═════ MATERIAL PROVIDED ═════

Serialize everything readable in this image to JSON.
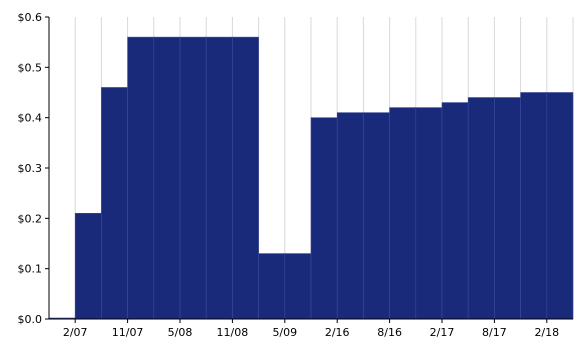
{
  "chart_data": {
    "type": "bar",
    "title": "",
    "xlabel": "",
    "ylabel": "",
    "ylim": [
      0,
      0.6
    ],
    "yticks": [
      0,
      0.1,
      0.2,
      0.3,
      0.4,
      0.5,
      0.6
    ],
    "ytick_labels": [
      "$0.0",
      "$0.1",
      "$0.2",
      "$0.3",
      "$0.4",
      "$0.5",
      "$0.6"
    ],
    "xtick_labels": [
      "2/07",
      "11/07",
      "5/08",
      "11/08",
      "5/09",
      "2/16",
      "8/16",
      "2/17",
      "8/17",
      "2/18"
    ],
    "grid": "vertical",
    "bar_color": "#1a2a7a",
    "values": [
      0.0,
      0.21,
      0.46,
      0.56,
      0.56,
      0.56,
      0.56,
      0.56,
      0.13,
      0.13,
      0.4,
      0.41,
      0.41,
      0.42,
      0.42,
      0.43,
      0.44,
      0.44,
      0.45,
      0.45
    ]
  }
}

═════

- YOUR OBJECTIVE:
Except for the pictures, reproduce every line exactly.

- ANSWER TO THE TASK:
Serialize everything readable in this image to JSON.
{
  "chart_data": {
    "type": "bar",
    "title": "",
    "xlabel": "",
    "ylabel": "",
    "ylim": [
      0,
      0.6
    ],
    "yticks": [
      0,
      0.1,
      0.2,
      0.3,
      0.4,
      0.5,
      0.6
    ],
    "ytick_labels": [
      "$0.0",
      "$0.1",
      "$0.2",
      "$0.3",
      "$0.4",
      "$0.5",
      "$0.6"
    ],
    "xtick_labels": [
      "2/07",
      "11/07",
      "5/08",
      "11/08",
      "5/09",
      "2/16",
      "8/16",
      "2/17",
      "8/17",
      "2/18"
    ],
    "grid": "vertical",
    "bar_color": "#1a2a7a",
    "values": [
      0.0,
      0.21,
      0.46,
      0.56,
      0.56,
      0.56,
      0.56,
      0.56,
      0.13,
      0.13,
      0.4,
      0.41,
      0.41,
      0.42,
      0.42,
      0.43,
      0.44,
      0.44,
      0.45,
      0.45
    ]
  }
}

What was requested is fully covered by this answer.